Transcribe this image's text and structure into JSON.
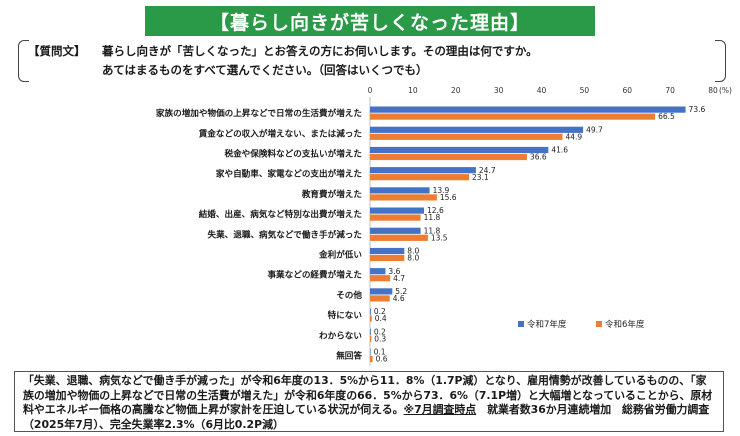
{
  "title": "【暮らし向きが苦しくなった理由】",
  "question": {
    "label": "【質問文】",
    "line1": "暮らし向きが「苦しくなった」とお答えの方にお伺いします。その理由は何ですか。",
    "line2": "あてはまるものをすべて選んでください。（回答はいくつでも）"
  },
  "chart_data": {
    "type": "bar",
    "orientation": "horizontal",
    "unit_label": "(%)",
    "xlim": [
      0,
      80
    ],
    "ticks": [
      "0",
      "10",
      "20",
      "30",
      "40",
      "50",
      "60",
      "70",
      "80"
    ],
    "categories": [
      "家族の増加や物価の上昇などで日常の生活費が増えた",
      "賃金などの収入が増えない、または減った",
      "税金や保険料などの支払いが増えた",
      "家や自動車、家電などの支出が増えた",
      "教育費が増えた",
      "結婚、出産、病気など特別な出費が増えた",
      "失業、退職、病気などで働き手が減った",
      "金利が低い",
      "事業などの経費が増えた",
      "その他",
      "特にない",
      "わからない",
      "無回答"
    ],
    "series": [
      {
        "name": "令和7年度",
        "color": "#4472c4",
        "values": [
          73.6,
          49.7,
          41.6,
          24.7,
          13.9,
          12.6,
          11.8,
          8.0,
          3.6,
          5.2,
          0.2,
          0.2,
          0.1
        ],
        "labels": [
          "73.6",
          "49.7",
          "41.6",
          "24.7",
          "13.9",
          "12.6",
          "11.8",
          "8.0",
          "3.6",
          "5.2",
          "0.2",
          "0.2",
          "0.1"
        ]
      },
      {
        "name": "令和6年度",
        "color": "#ed7d31",
        "values": [
          66.5,
          44.9,
          36.6,
          23.1,
          15.6,
          11.8,
          13.5,
          8.0,
          4.7,
          4.6,
          0.4,
          0.3,
          0.6
        ],
        "labels": [
          "66.5",
          "44.9",
          "36.6",
          "23.1",
          "15.6",
          "11.8",
          "13.5",
          "8.0",
          "4.7",
          "4.6",
          "0.4",
          "0.3",
          "0.6"
        ]
      }
    ]
  },
  "note": {
    "text": "「失業、退職、病気などで働き手が減った」が令和6年度の13．5%から11．8%（1.7P減）となり、雇用情勢が改善しているものの、「家族の増加や物価の上昇などで日常の生活費が増えた」が令和6年度の66．5%から73．6%（7.1P増）と大幅増となっていることから、原材料やエネルギー価格の高騰など物価上昇が家計を圧迫している状況が伺える。",
    "survey": "※7月調査時点",
    "source": "就業者数36か月連続増加　総務省労働力調査（2025年7月）、完全失業率2.3%（6月比0.2P減）"
  }
}
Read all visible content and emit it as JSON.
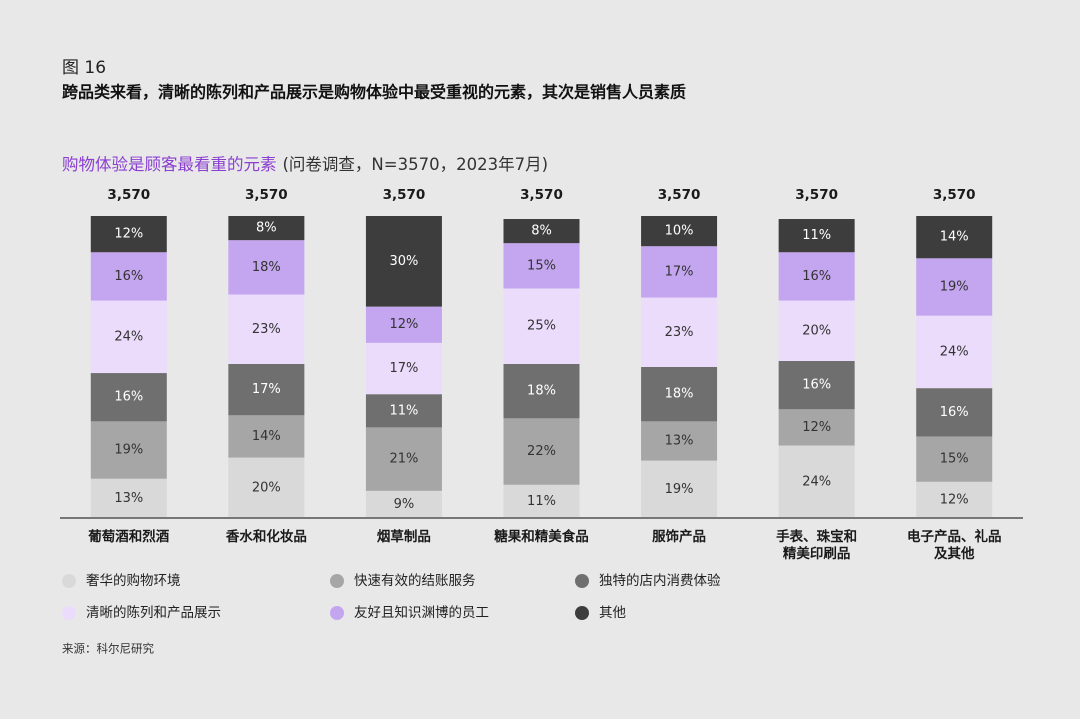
━━━━━━━━━━━━━━━━
■ **Directions for this task**:
Exclude the pictures, and transcribe all of the material exactly.

■ **Reply to the exercise**:
Transcribe this image's text and structure into JSON.
{
  "title": "【暮らし向きが苦しくなった理由】",
  "question": {
    "label": "【質問文】",
    "line1": "暮らし向きが「苦しくなった」とお答えの方にお伺いします。その理由は何ですか。",
    "line2": "あてはまるものをすべて選んでください。（回答はいくつでも）"
  },
  "chart_data": {
    "type": "bar",
    "orientation": "horizontal",
    "unit_label": "(%)",
    "xlim": [
      0,
      80
    ],
    "ticks": [
      "0",
      "10",
      "20",
      "30",
      "40",
      "50",
      "60",
      "70",
      "80"
    ],
    "categories": [
      "家族の増加や物価の上昇などで日常の生活費が増えた",
      "賃金などの収入が増えない、または減った",
      "税金や保険料などの支払いが増えた",
      "家や自動車、家電などの支出が増えた",
      "教育費が増えた",
      "結婚、出産、病気など特別な出費が増えた",
      "失業、退職、病気などで働き手が減った",
      "金利が低い",
      "事業などの経費が増えた",
      "その他",
      "特にない",
      "わからない",
      "無回答"
    ],
    "series": [
      {
        "name": "令和7年度",
        "color": "#4472c4",
        "values": [
          73.6,
          49.7,
          41.6,
          24.7,
          13.9,
          12.6,
          11.8,
          8.0,
          3.6,
          5.2,
          0.2,
          0.2,
          0.1
        ],
        "labels": [
          "73.6",
          "49.7",
          "41.6",
          "24.7",
          "13.9",
          "12.6",
          "11.8",
          "8.0",
          "3.6",
          "5.2",
          "0.2",
          "0.2",
          "0.1"
        ]
      },
      {
        "name": "令和6年度",
        "color": "#ed7d31",
        "values": [
          66.5,
          44.9,
          36.6,
          23.1,
          15.6,
          11.8,
          13.5,
          8.0,
          4.7,
          4.6,
          0.4,
          0.3,
          0.6
        ],
        "labels": [
          "66.5",
          "44.9",
          "36.6",
          "23.1",
          "15.6",
          "11.8",
          "13.5",
          "8.0",
          "4.7",
          "4.6",
          "0.4",
          "0.3",
          "0.6"
        ]
      }
    ]
  },
  "note": {
    "text": "「失業、退職、病気などで働き手が減った」が令和6年度の13．5%から11．8%（1.7P減）となり、雇用情勢が改善しているものの、「家族の増加や物価の上昇などで日常の生活費が増えた」が令和6年度の66．5%から73．6%（7.1P増）と大幅増となっていることから、原材料やエネルギー価格の高騰など物価上昇が家計を圧迫している状況が伺える。",
    "survey": "※7月調査時点",
    "source": "就業者数36か月連続増加　総務省労働力調査（2025年7月）、完全失業率2.3%（6月比0.2P減）"
  }
}
Read all visible content and emit it as JSON.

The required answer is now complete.